> Task instructions
What follows is a set of records; restate each one word for word and drop the pictures.

> Records for processing
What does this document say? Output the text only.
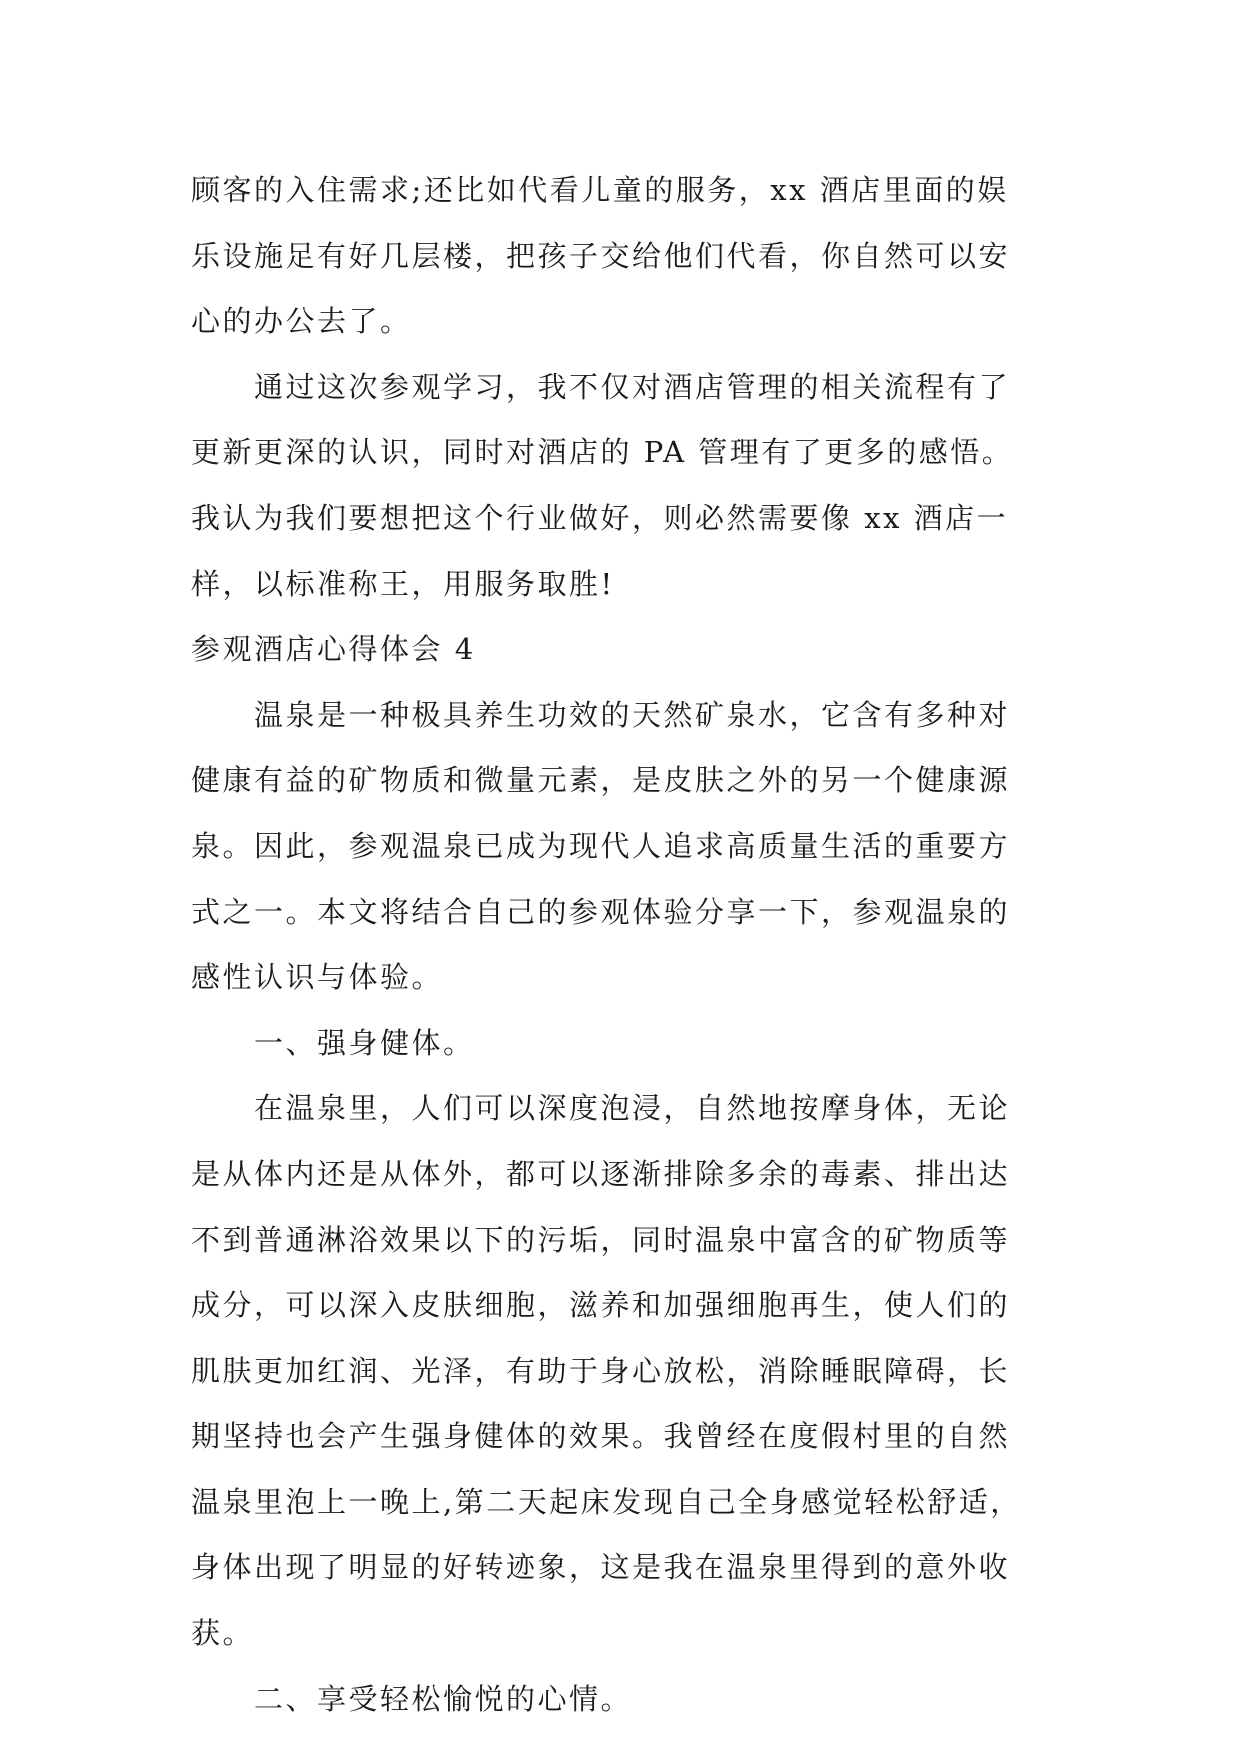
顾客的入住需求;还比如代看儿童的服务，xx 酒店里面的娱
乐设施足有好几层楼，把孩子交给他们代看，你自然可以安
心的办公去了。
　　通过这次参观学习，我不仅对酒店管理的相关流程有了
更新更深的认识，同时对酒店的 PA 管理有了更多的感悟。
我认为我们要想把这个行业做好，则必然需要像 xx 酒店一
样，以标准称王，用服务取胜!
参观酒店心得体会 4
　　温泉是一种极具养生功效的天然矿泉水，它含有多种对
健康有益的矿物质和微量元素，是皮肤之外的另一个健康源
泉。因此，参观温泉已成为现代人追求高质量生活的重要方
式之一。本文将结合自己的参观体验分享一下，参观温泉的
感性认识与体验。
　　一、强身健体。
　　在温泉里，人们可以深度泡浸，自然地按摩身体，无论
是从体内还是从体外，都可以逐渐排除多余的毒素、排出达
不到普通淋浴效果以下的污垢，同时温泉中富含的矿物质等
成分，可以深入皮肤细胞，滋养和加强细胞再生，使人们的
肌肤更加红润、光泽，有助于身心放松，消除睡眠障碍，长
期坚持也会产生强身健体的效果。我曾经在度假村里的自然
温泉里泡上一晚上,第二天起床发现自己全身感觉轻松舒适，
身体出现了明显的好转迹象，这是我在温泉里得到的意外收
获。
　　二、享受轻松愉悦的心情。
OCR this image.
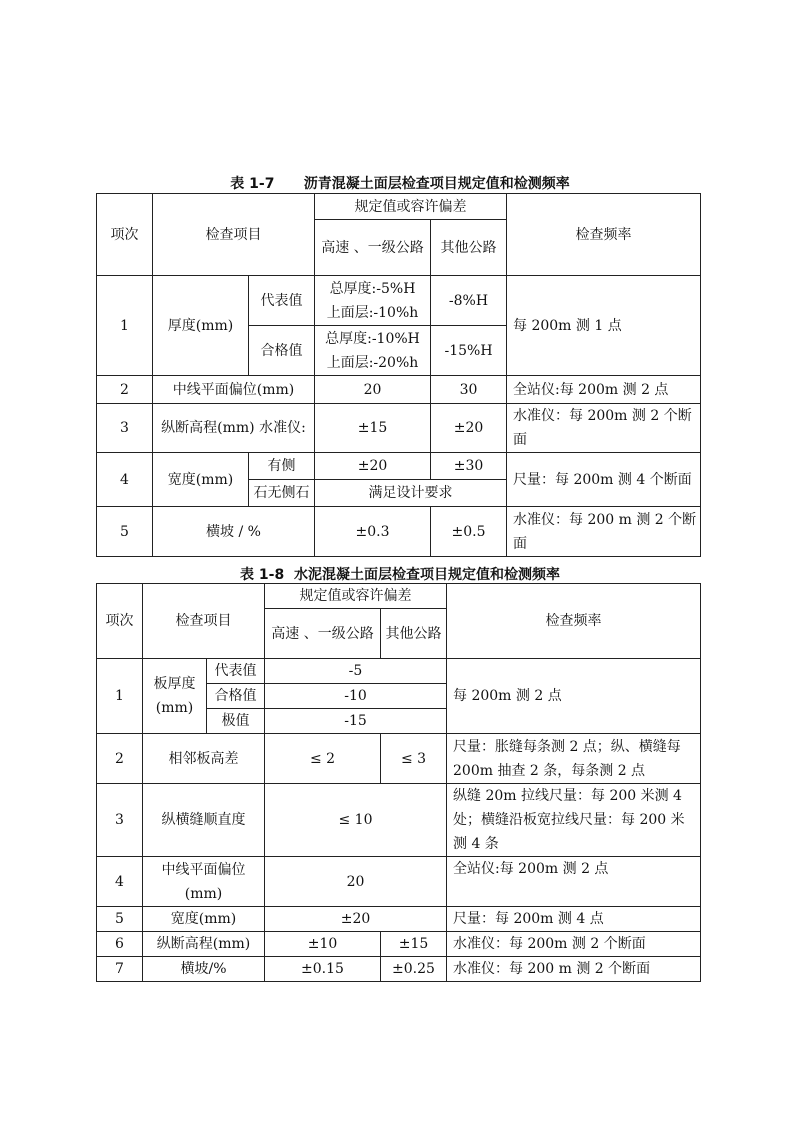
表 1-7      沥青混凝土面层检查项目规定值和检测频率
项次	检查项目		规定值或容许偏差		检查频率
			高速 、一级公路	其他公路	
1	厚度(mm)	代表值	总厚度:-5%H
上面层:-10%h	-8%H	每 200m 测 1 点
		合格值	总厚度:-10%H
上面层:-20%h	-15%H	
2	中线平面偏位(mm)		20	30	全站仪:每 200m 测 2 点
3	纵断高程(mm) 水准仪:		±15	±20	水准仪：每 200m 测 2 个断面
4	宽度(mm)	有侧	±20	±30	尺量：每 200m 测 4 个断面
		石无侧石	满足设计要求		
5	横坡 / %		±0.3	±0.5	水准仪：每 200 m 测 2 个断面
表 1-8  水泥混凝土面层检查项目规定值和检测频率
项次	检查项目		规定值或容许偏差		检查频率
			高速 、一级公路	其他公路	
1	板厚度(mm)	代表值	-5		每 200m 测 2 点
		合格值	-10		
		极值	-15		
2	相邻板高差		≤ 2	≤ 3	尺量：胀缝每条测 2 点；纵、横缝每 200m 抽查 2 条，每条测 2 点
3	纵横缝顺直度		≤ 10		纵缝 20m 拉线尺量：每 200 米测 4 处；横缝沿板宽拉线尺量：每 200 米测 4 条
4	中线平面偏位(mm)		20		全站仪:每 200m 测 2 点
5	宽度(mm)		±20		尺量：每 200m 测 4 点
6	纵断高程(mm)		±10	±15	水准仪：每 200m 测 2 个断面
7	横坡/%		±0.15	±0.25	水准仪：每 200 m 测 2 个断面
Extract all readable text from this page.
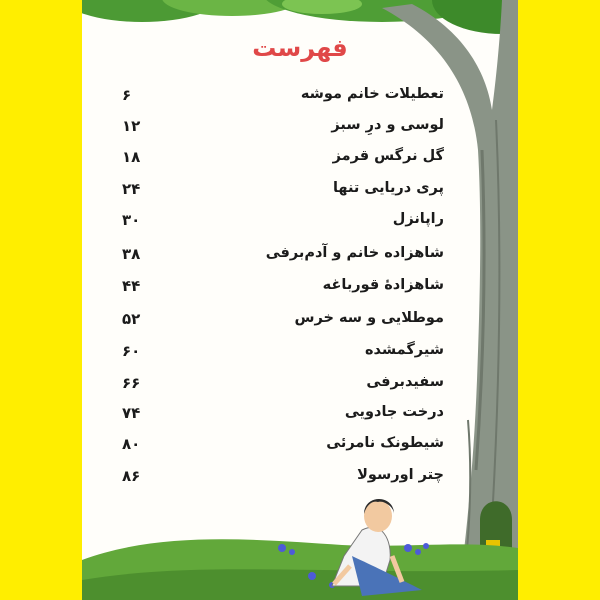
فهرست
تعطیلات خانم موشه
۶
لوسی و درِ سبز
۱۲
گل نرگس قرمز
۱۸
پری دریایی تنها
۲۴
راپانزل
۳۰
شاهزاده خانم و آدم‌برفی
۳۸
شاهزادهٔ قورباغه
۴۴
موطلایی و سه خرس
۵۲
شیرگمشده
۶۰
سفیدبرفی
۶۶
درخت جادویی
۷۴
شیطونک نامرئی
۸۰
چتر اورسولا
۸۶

> Response to this task
What does this document say? Output the text only.
顾客的入住需求;还比如代看儿童的服务，xx 酒店里面的娱
乐设施足有好几层楼，把孩子交给他们代看，你自然可以安
心的办公去了。
　　通过这次参观学习，我不仅对酒店管理的相关流程有了
更新更深的认识，同时对酒店的 PA 管理有了更多的感悟。
我认为我们要想把这个行业做好，则必然需要像 xx 酒店一
样，以标准称王，用服务取胜!
参观酒店心得体会 4
　　温泉是一种极具养生功效的天然矿泉水，它含有多种对
健康有益的矿物质和微量元素，是皮肤之外的另一个健康源
泉。因此，参观温泉已成为现代人追求高质量生活的重要方
式之一。本文将结合自己的参观体验分享一下，参观温泉的
感性认识与体验。
　　一、强身健体。
　　在温泉里，人们可以深度泡浸，自然地按摩身体，无论
是从体内还是从体外，都可以逐渐排除多余的毒素、排出达
不到普通淋浴效果以下的污垢，同时温泉中富含的矿物质等
成分，可以深入皮肤细胞，滋养和加强细胞再生，使人们的
肌肤更加红润、光泽，有助于身心放松，消除睡眠障碍，长
期坚持也会产生强身健体的效果。我曾经在度假村里的自然
温泉里泡上一晚上,第二天起床发现自己全身感觉轻松舒适，
身体出现了明显的好转迹象，这是我在温泉里得到的意外收
获。
　　二、享受轻松愉悦的心情。
OCR this image.
表 1-7      沥青混凝土面层检查项目规定值和检测频率
项次	检查项目		规定值或容许偏差		检查频率
			高速 、一级公路	其他公路	
1	厚度(mm)	代表值	总厚度:-5%H
上面层:-10%h	-8%H	每 200m 测 1 点
		合格值	总厚度:-10%H
上面层:-20%h	-15%H	
2	中线平面偏位(mm)		20	30	全站仪:每 200m 测 2 点
3	纵断高程(mm) 水准仪:		±15	±20	水准仪：每 200m 测 2 个断面
4	宽度(mm)	有侧	±20	±30	尺量：每 200m 测 4 个断面
		石无侧石	满足设计要求		
5	横坡 / %		±0.3	±0.5	水准仪：每 200 m 测 2 个断面
表 1-8  水泥混凝土面层检查项目规定值和检测频率
项次	检查项目		规定值或容许偏差		检查频率
			高速 、一级公路	其他公路	
1	板厚度(mm)	代表值	-5		每 200m 测 2 点
		合格值	-10		
		极值	-15		
2	相邻板高差		≤ 2	≤ 3	尺量：胀缝每条测 2 点；纵、横缝每 200m 抽查 2 条，每条测 2 点
3	纵横缝顺直度		≤ 10		纵缝 20m 拉线尺量：每 200 米测 4 处；横缝沿板宽拉线尺量：每 200 米测 4 条
4	中线平面偏位(mm)		20		全站仪:每 200m 测 2 点
5	宽度(mm)		±20		尺量：每 200m 测 4 点
6	纵断高程(mm)		±10	±15	水准仪：每 200m 测 2 个断面
7	横坡/%		±0.15	±0.25	水准仪：每 200 m 测 2 个断面
Extract all readable text from this page.
فهرست
تعطیلات خانم موشه
۶
لوسی و درِ سبز
۱۲
گل نرگس قرمز
۱۸
پری دریایی تنها
۲۴
راپانزل
۳۰
شاهزاده خانم و آدم‌برفی
۳۸
شاهزادهٔ قورباغه
۴۴
موطلایی و سه خرس
۵۲
شیرگمشده
۶۰
سفیدبرفی
۶۶
درخت جادویی
۷۴
شیطونک نامرئی
۸۰
چتر اورسولا
۸۶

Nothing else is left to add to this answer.